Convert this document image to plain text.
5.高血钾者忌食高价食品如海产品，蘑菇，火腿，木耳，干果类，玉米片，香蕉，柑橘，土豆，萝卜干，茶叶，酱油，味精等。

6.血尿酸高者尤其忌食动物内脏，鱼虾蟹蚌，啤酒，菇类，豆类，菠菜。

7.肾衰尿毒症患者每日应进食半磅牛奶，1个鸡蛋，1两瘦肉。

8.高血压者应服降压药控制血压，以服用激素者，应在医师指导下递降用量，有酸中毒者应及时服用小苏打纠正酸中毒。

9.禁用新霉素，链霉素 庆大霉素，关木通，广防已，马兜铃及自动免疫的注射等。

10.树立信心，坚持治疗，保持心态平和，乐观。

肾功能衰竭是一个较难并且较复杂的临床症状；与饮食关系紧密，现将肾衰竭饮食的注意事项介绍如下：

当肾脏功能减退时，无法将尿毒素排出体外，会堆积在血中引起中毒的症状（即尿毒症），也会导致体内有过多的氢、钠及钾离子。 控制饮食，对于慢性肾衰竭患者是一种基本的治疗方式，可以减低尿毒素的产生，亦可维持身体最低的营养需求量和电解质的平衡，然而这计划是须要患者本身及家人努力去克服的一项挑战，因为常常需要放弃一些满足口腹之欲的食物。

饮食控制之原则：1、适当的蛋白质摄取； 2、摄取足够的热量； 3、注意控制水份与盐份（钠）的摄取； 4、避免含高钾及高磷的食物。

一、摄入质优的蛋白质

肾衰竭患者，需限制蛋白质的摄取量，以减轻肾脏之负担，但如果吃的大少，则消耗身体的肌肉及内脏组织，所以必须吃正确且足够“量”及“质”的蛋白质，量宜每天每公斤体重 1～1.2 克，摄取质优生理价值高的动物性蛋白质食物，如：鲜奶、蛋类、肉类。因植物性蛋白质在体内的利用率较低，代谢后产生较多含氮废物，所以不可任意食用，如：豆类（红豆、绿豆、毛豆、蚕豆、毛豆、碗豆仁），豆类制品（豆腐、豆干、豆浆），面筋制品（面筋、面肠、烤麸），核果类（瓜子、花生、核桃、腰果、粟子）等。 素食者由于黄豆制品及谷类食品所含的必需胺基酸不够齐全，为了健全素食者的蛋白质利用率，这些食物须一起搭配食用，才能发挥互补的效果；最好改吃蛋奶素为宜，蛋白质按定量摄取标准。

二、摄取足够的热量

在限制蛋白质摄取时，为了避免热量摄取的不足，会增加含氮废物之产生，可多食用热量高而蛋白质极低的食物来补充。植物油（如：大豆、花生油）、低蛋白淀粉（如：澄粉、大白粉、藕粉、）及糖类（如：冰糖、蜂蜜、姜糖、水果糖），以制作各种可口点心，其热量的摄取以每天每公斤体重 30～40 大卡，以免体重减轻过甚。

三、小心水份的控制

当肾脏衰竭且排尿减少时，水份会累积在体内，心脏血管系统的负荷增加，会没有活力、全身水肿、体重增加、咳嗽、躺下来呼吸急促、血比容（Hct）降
________________________
#### TO BE DONE
Count the lines in the records above that contain the word "摄取足够的热量", and give only the number.

#### FINISHED TASK
2